Dataset items
———

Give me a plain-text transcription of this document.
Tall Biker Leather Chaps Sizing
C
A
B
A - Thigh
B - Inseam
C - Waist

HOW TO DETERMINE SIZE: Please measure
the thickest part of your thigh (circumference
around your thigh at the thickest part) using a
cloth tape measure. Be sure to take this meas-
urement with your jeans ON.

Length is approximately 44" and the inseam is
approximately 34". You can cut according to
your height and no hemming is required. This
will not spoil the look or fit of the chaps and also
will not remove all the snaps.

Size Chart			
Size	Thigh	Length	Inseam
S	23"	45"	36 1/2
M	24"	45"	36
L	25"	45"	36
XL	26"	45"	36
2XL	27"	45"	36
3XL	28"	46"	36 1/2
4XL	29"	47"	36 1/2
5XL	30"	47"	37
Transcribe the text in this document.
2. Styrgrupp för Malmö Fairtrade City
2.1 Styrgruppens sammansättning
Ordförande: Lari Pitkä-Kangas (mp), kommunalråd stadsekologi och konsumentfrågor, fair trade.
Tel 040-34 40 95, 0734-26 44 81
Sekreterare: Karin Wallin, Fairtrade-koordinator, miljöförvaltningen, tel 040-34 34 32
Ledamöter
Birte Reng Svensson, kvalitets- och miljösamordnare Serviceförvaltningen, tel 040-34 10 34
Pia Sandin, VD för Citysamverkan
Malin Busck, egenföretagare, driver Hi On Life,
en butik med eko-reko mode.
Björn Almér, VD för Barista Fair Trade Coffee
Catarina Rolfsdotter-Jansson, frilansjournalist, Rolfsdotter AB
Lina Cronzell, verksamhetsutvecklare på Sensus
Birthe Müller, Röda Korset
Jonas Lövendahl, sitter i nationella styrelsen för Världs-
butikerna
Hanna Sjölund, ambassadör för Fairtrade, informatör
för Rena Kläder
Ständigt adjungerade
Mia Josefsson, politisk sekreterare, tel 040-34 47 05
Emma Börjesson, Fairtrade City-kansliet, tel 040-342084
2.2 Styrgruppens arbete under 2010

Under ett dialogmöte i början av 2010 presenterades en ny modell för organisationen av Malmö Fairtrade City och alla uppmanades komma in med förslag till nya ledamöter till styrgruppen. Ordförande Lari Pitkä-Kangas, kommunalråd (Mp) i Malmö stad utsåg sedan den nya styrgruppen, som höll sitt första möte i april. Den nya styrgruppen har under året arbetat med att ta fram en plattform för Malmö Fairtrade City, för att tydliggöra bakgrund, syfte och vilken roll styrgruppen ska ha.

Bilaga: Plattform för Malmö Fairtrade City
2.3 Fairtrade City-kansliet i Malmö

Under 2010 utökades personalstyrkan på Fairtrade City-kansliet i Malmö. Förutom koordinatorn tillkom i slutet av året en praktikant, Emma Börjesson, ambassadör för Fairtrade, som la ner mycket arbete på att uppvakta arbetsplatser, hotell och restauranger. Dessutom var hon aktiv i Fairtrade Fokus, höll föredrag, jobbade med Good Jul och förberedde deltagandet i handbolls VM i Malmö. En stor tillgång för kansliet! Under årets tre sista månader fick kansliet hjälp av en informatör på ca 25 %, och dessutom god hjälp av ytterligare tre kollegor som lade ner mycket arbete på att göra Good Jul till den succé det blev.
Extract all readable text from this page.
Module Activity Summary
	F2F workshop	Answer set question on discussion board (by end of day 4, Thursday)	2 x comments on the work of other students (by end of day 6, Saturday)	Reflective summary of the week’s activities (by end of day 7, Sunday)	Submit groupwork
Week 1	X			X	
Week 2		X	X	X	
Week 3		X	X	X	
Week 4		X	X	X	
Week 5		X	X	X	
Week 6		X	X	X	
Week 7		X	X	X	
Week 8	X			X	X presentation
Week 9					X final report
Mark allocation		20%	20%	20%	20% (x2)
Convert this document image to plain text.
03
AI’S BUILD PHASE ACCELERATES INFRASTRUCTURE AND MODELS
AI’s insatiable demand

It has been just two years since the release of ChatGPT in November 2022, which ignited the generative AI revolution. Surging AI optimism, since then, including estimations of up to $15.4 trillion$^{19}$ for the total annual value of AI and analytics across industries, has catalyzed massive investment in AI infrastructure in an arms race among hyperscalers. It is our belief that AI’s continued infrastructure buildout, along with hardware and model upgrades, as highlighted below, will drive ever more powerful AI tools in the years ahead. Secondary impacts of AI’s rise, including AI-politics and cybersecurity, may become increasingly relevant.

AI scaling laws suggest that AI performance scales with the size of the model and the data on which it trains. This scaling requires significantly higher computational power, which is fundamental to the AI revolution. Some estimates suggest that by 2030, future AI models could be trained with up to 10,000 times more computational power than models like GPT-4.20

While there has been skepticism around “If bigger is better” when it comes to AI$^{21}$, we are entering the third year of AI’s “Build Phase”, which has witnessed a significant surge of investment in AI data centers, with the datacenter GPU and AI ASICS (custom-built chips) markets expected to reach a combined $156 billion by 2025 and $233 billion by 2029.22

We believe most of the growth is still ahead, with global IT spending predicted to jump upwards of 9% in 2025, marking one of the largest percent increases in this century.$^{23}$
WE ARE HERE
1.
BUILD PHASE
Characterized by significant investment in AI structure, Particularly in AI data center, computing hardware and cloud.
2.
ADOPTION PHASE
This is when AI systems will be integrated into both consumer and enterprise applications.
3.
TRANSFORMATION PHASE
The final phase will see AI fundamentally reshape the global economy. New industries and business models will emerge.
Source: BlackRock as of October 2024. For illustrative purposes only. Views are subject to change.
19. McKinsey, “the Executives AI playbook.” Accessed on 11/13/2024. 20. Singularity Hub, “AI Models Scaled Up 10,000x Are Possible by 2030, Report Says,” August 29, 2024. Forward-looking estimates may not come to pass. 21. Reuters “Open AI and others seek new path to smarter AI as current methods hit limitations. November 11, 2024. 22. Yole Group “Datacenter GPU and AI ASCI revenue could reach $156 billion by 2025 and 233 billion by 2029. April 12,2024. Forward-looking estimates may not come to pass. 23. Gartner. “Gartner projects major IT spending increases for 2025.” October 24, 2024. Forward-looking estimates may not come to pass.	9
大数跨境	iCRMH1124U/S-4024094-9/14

———

- [EXERCISE BRIEF] The records above should be restated word for word, please.

- [ANSWER]
Give me a plain-text transcription of this document.
Tall Biker Leather Chaps Sizing
C
A
B
A - Thigh
B - Inseam
C - Waist

HOW TO DETERMINE SIZE: Please measure
the thickest part of your thigh (circumference
around your thigh at the thickest part) using a
cloth tape measure. Be sure to take this meas-
urement with your jeans ON.

Length is approximately 44" and the inseam is
approximately 34". You can cut according to
your height and no hemming is required. This
will not spoil the look or fit of the chaps and also
will not remove all the snaps.

Size Chart			
Size	Thigh	Length	Inseam
S	23"	45"	36 1/2
M	24"	45"	36
L	25"	45"	36
XL	26"	45"	36
2XL	27"	45"	36
3XL	28"	46"	36 1/2
4XL	29"	47"	36 1/2
5XL	30"	47"	37
Transcribe the text in this document.
2. Styrgrupp för Malmö Fairtrade City
2.1 Styrgruppens sammansättning
Ordförande: Lari Pitkä-Kangas (mp), kommunalråd stadsekologi och konsumentfrågor, fair trade.
Tel 040-34 40 95, 0734-26 44 81
Sekreterare: Karin Wallin, Fairtrade-koordinator, miljöförvaltningen, tel 040-34 34 32
Ledamöter
Birte Reng Svensson, kvalitets- och miljösamordnare Serviceförvaltningen, tel 040-34 10 34
Pia Sandin, VD för Citysamverkan
Malin Busck, egenföretagare, driver Hi On Life,
en butik med eko-reko mode.
Björn Almér, VD för Barista Fair Trade Coffee
Catarina Rolfsdotter-Jansson, frilansjournalist, Rolfsdotter AB
Lina Cronzell, verksamhetsutvecklare på Sensus
Birthe Müller, Röda Korset
Jonas Lövendahl, sitter i nationella styrelsen för Världs-
butikerna
Hanna Sjölund, ambassadör för Fairtrade, informatör
för Rena Kläder
Ständigt adjungerade
Mia Josefsson, politisk sekreterare, tel 040-34 47 05
Emma Börjesson, Fairtrade City-kansliet, tel 040-342084
2.2 Styrgruppens arbete under 2010

Under ett dialogmöte i början av 2010 presenterades en ny modell för organisationen av Malmö Fairtrade City och alla uppmanades komma in med förslag till nya ledamöter till styrgruppen. Ordförande Lari Pitkä-Kangas, kommunalråd (Mp) i Malmö stad utsåg sedan den nya styrgruppen, som höll sitt första möte i april. Den nya styrgruppen har under året arbetat med att ta fram en plattform för Malmö Fairtrade City, för att tydliggöra bakgrund, syfte och vilken roll styrgruppen ska ha.

Bilaga: Plattform för Malmö Fairtrade City
2.3 Fairtrade City-kansliet i Malmö

Under 2010 utökades personalstyrkan på Fairtrade City-kansliet i Malmö. Förutom koordinatorn tillkom i slutet av året en praktikant, Emma Börjesson, ambassadör för Fairtrade, som la ner mycket arbete på att uppvakta arbetsplatser, hotell och restauranger. Dessutom var hon aktiv i Fairtrade Fokus, höll föredrag, jobbade med Good Jul och förberedde deltagandet i handbolls VM i Malmö. En stor tillgång för kansliet! Under årets tre sista månader fick kansliet hjälp av en informatör på ca 25 %, och dessutom god hjälp av ytterligare tre kollegor som lade ner mycket arbete på att göra Good Jul till den succé det blev.
Extract all readable text from this page.
Module Activity Summary
	F2F workshop	Answer set question on discussion board (by end of day 4, Thursday)	2 x comments on the work of other students (by end of day 6, Saturday)	Reflective summary of the week’s activities (by end of day 7, Sunday)	Submit groupwork
Week 1	X			X	
Week 2		X	X	X	
Week 3		X	X	X	
Week 4		X	X	X	
Week 5		X	X	X	
Week 6		X	X	X	
Week 7		X	X	X	
Week 8	X			X	X presentation
Week 9					X final report
Mark allocation		20%	20%	20%	20% (x2)
Convert this document image to plain text.
03
AI’S BUILD PHASE ACCELERATES INFRASTRUCTURE AND MODELS
AI’s insatiable demand

It has been just two years since the release of ChatGPT in November 2022, which ignited the generative AI revolution. Surging AI optimism, since then, including estimations of up to $15.4 trillion$^{19}$ for the total annual value of AI and analytics across industries, has catalyzed massive investment in AI infrastructure in an arms race among hyperscalers. It is our belief that AI’s continued infrastructure buildout, along with hardware and model upgrades, as highlighted below, will drive ever more powerful AI tools in the years ahead. Secondary impacts of AI’s rise, including AI-politics and cybersecurity, may become increasingly relevant.

AI scaling laws suggest that AI performance scales with the size of the model and the data on which it trains. This scaling requires significantly higher computational power, which is fundamental to the AI revolution. Some estimates suggest that by 2030, future AI models could be trained with up to 10,000 times more computational power than models like GPT-4.20

While there has been skepticism around “If bigger is better” when it comes to AI$^{21}$, we are entering the third year of AI’s “Build Phase”, which has witnessed a significant surge of investment in AI data centers, with the datacenter GPU and AI ASICS (custom-built chips) markets expected to reach a combined $156 billion by 2025 and $233 billion by 2029.22

We believe most of the growth is still ahead, with global IT spending predicted to jump upwards of 9% in 2025, marking one of the largest percent increases in this century.$^{23}$
WE ARE HERE
1.
BUILD PHASE
Characterized by significant investment in AI structure, Particularly in AI data center, computing hardware and cloud.
2.
ADOPTION PHASE
This is when AI systems will be integrated into both consumer and enterprise applications.
3.
TRANSFORMATION PHASE
The final phase will see AI fundamentally reshape the global economy. New industries and business models will emerge.
Source: BlackRock as of October 2024. For illustrative purposes only. Views are subject to change.
19. McKinsey, “the Executives AI playbook.” Accessed on 11/13/2024. 20. Singularity Hub, “AI Models Scaled Up 10,000x Are Possible by 2030, Report Says,” August 29, 2024. Forward-looking estimates may not come to pass. 21. Reuters “Open AI and others seek new path to smarter AI as current methods hit limitations. November 11, 2024. 22. Yole Group “Datacenter GPU and AI ASCI revenue could reach $156 billion by 2025 and 233 billion by 2029. April 12,2024. Forward-looking estimates may not come to pass. 23. Gartner. “Gartner projects major IT spending increases for 2025.” October 24, 2024. Forward-looking estimates may not come to pass.	9
大数跨境	iCRMH1124U/S-4024094-9/14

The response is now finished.